§ **Brief**:
Filter for the word "body" and keep each matching line.

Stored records
"""
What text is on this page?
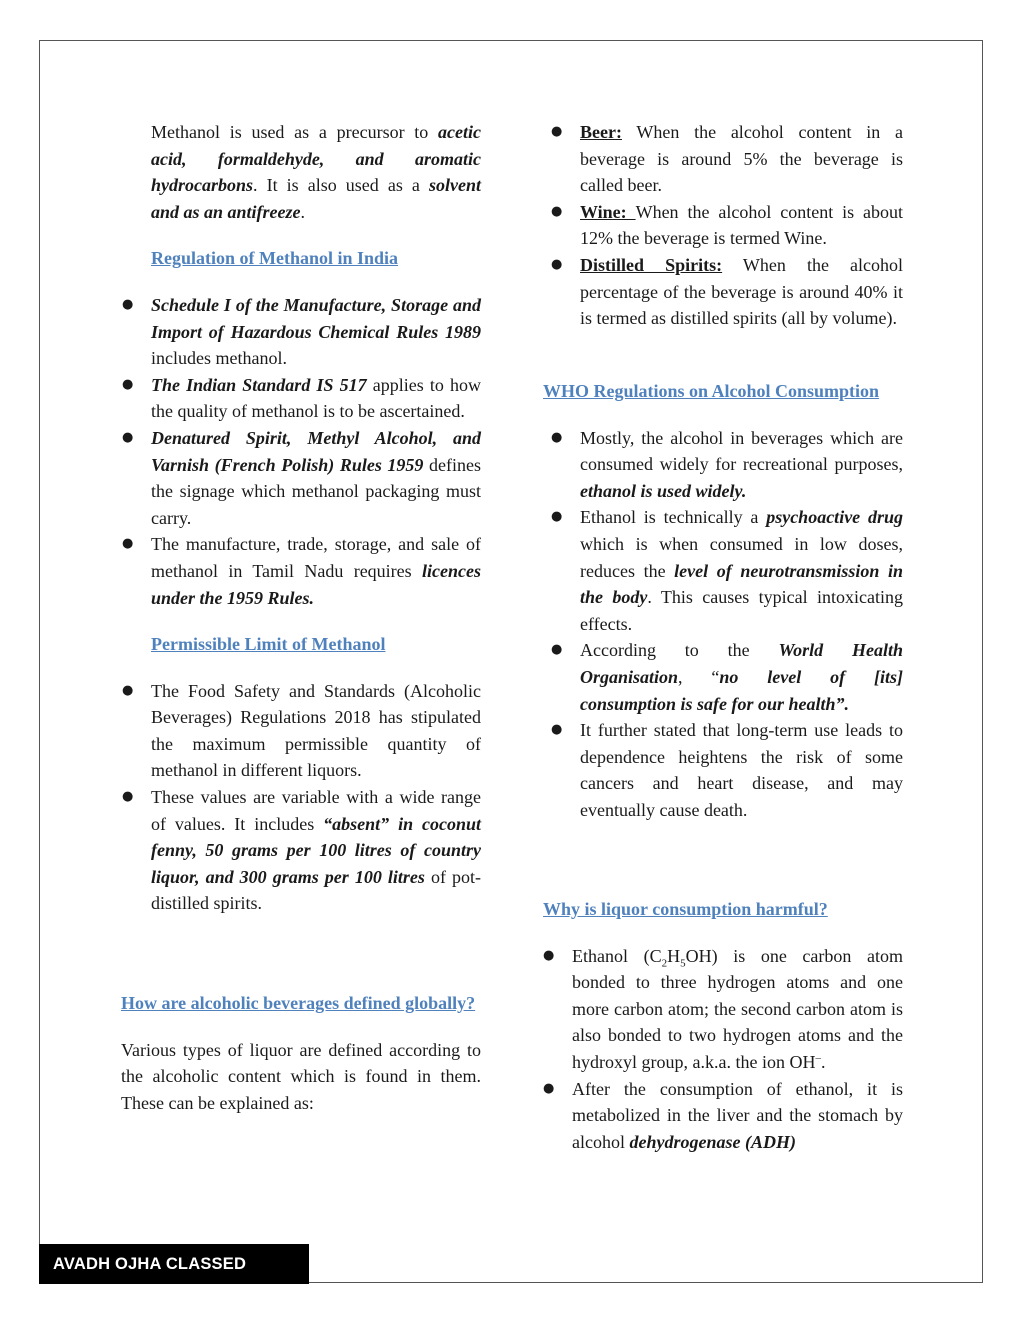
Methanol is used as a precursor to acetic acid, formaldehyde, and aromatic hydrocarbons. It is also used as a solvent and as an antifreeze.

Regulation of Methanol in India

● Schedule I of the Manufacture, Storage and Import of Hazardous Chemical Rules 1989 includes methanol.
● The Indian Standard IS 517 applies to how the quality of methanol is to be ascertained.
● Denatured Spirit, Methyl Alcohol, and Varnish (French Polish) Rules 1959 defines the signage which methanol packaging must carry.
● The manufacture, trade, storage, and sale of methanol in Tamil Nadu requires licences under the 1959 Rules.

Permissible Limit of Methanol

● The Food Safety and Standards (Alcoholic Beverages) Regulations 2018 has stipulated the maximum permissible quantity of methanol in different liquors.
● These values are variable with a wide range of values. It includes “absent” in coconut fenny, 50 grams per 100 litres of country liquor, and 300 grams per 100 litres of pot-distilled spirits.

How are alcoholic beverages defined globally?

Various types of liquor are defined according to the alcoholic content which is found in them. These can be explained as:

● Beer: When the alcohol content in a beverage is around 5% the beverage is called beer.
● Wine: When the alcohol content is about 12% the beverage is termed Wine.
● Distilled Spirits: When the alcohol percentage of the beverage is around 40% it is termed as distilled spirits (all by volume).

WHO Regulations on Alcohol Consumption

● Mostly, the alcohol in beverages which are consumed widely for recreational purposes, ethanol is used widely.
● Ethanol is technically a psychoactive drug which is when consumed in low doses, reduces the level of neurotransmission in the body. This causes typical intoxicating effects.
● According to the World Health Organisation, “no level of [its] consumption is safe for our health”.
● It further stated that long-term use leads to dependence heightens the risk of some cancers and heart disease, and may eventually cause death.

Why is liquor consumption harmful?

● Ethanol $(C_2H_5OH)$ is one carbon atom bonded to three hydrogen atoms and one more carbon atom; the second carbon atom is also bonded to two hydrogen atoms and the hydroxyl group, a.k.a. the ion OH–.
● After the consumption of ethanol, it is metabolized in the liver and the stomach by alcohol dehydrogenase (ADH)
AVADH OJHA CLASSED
"""
"""
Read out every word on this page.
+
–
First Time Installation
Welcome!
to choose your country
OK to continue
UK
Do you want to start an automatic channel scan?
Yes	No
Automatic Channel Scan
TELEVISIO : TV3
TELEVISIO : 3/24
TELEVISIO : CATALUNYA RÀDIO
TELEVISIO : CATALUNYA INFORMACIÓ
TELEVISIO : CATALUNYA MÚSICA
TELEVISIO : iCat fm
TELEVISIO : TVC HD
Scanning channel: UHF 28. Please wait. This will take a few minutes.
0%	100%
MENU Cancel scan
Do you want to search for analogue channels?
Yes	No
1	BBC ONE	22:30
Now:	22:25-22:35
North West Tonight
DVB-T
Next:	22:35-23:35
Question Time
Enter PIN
"""
"""
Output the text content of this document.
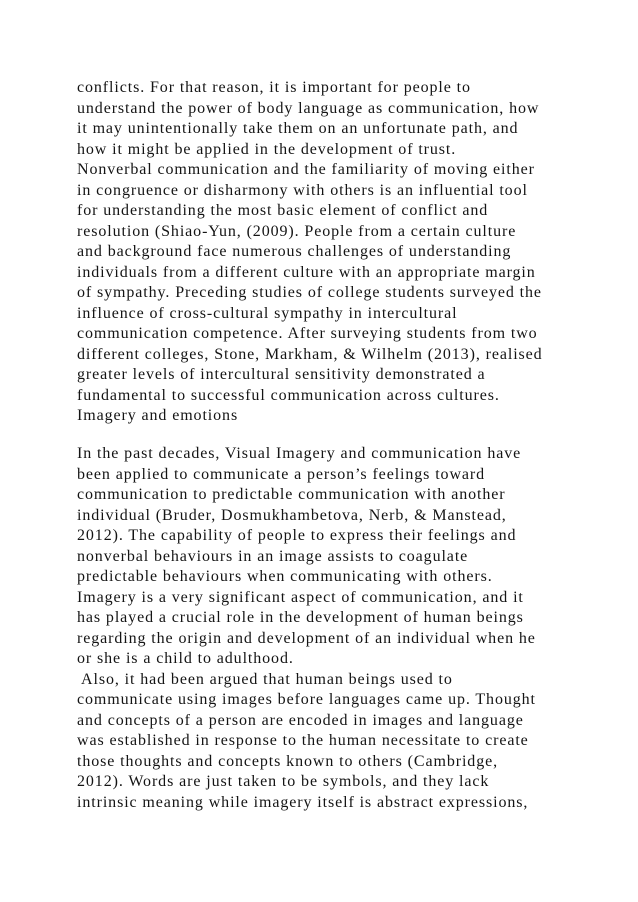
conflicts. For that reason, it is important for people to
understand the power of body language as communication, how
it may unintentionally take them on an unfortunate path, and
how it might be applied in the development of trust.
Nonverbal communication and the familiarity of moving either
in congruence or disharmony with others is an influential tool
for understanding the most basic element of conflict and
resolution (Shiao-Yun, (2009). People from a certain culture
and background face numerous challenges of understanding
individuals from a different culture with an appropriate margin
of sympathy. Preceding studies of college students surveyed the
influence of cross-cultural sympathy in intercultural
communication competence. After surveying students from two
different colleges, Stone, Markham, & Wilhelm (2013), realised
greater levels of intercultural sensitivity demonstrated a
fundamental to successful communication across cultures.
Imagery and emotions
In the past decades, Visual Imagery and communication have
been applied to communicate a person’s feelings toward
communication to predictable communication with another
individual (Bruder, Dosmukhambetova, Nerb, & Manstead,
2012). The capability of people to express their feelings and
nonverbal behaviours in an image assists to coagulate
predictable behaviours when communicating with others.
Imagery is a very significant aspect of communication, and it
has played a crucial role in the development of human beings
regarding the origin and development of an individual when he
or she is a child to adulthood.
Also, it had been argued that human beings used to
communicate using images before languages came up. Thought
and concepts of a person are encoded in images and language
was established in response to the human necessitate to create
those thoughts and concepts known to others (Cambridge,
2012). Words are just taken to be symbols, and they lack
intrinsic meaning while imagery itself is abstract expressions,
"""
§ **Problem solution**:
● Ethanol is technically a psychoactive drug which is when consumed in low doses, reduces the level of neurotransmission in the body. This causes typical intoxicating effects.
understand the power of body language as communication, how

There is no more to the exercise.